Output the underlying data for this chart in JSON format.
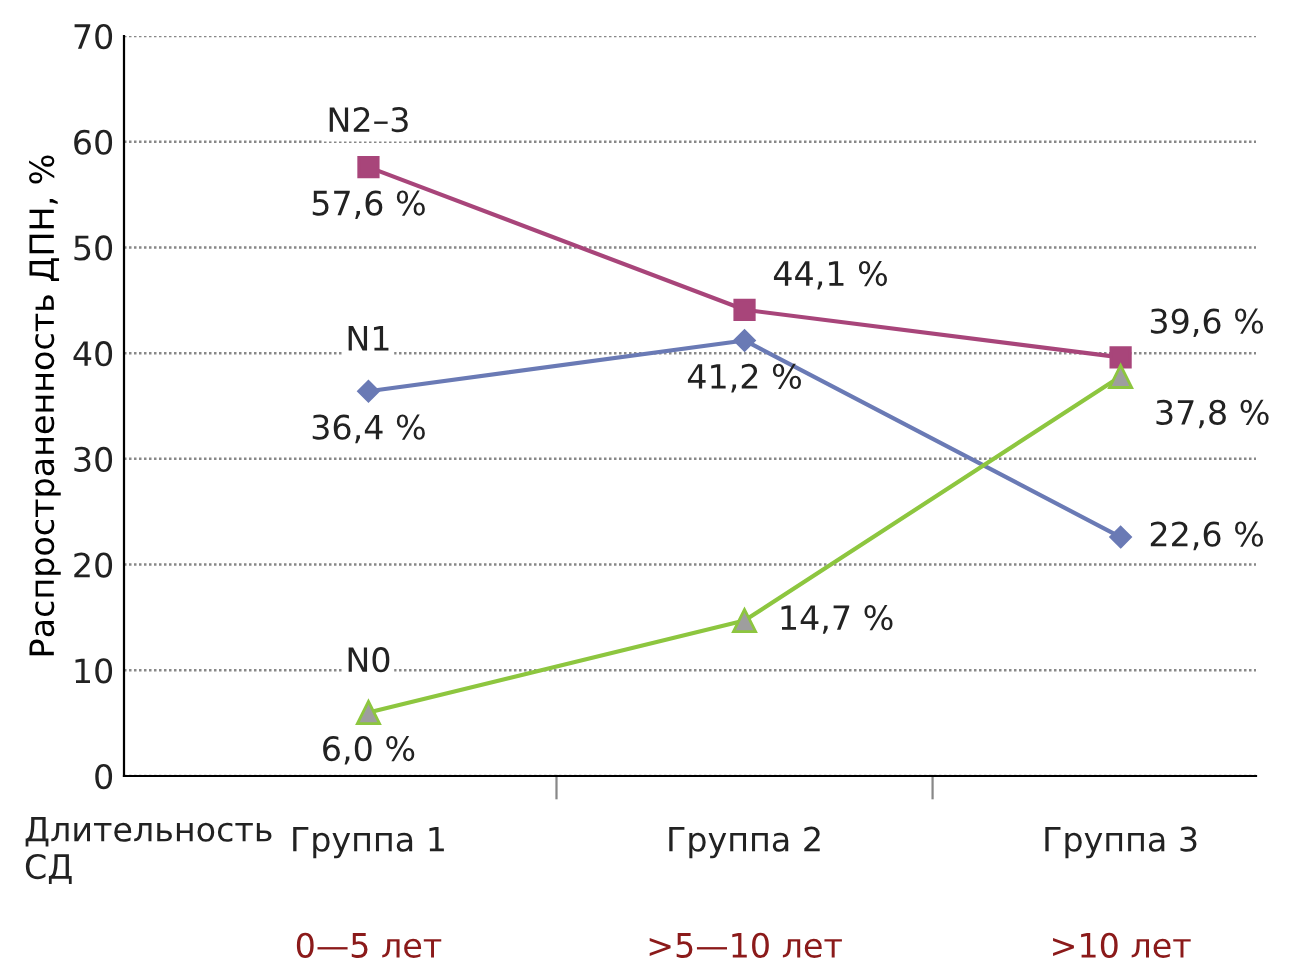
{
  "chart_data": {
    "type": "line",
    "ylabel": "Распространенность ДПН, %",
    "xlabel": "Длительность\nСД",
    "categories": [
      "Группа 1",
      "Группа 2",
      "Группа 3"
    ],
    "series": [
      {
        "name": "N2–3",
        "color": "#a8457a",
        "marker": "square",
        "values": [
          57.6,
          44.1,
          39.6
        ],
        "value_labels": [
          "57,6 %",
          "44,1 %",
          "39,6 %"
        ]
      },
      {
        "name": "N1",
        "color": "#6a7ab5",
        "marker": "diamond",
        "values": [
          36.4,
          41.2,
          22.6
        ],
        "value_labels": [
          "36,4 %",
          "41,2 %",
          "22,6 %"
        ]
      },
      {
        "name": "N0",
        "color": "#8dc63f",
        "marker": "triangle",
        "values": [
          6.0,
          14.7,
          37.8
        ],
        "value_labels": [
          "6,0 %",
          "14,7 %",
          "37,8 %"
        ]
      }
    ],
    "annotations": [
      "0—5 лет",
      ">5—10 лет",
      ">10 лет"
    ],
    "ylim": [
      0,
      70
    ],
    "yticks": [
      0,
      10,
      20,
      30,
      40,
      50,
      60,
      70
    ],
    "grid": "y",
    "legend": false,
    "line_style": "solid"
  }
}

▸ **Exercise prompt**
Restate each entry word for word, please, but drop any images it holds.

▸ **Answer to this problem**
Output the underlying data for this chart in JSON format.
{
  "chart_data": {
    "type": "line",
    "ylabel": "Распространенность ДПН, %",
    "xlabel": "Длительность\nСД",
    "categories": [
      "Группа 1",
      "Группа 2",
      "Группа 3"
    ],
    "series": [
      {
        "name": "N2–3",
        "color": "#a8457a",
        "marker": "square",
        "values": [
          57.6,
          44.1,
          39.6
        ],
        "value_labels": [
          "57,6 %",
          "44,1 %",
          "39,6 %"
        ]
      },
      {
        "name": "N1",
        "color": "#6a7ab5",
        "marker": "diamond",
        "values": [
          36.4,
          41.2,
          22.6
        ],
        "value_labels": [
          "36,4 %",
          "41,2 %",
          "22,6 %"
        ]
      },
      {
        "name": "N0",
        "color": "#8dc63f",
        "marker": "triangle",
        "values": [
          6.0,
          14.7,
          37.8
        ],
        "value_labels": [
          "6,0 %",
          "14,7 %",
          "37,8 %"
        ]
      }
    ],
    "annotations": [
      "0—5 лет",
      ">5—10 лет",
      ">10 лет"
    ],
    "ylim": [
      0,
      70
    ],
    "yticks": [
      0,
      10,
      20,
      30,
      40,
      50,
      60,
      70
    ],
    "grid": "y",
    "legend": false,
    "line_style": "solid"
  }
}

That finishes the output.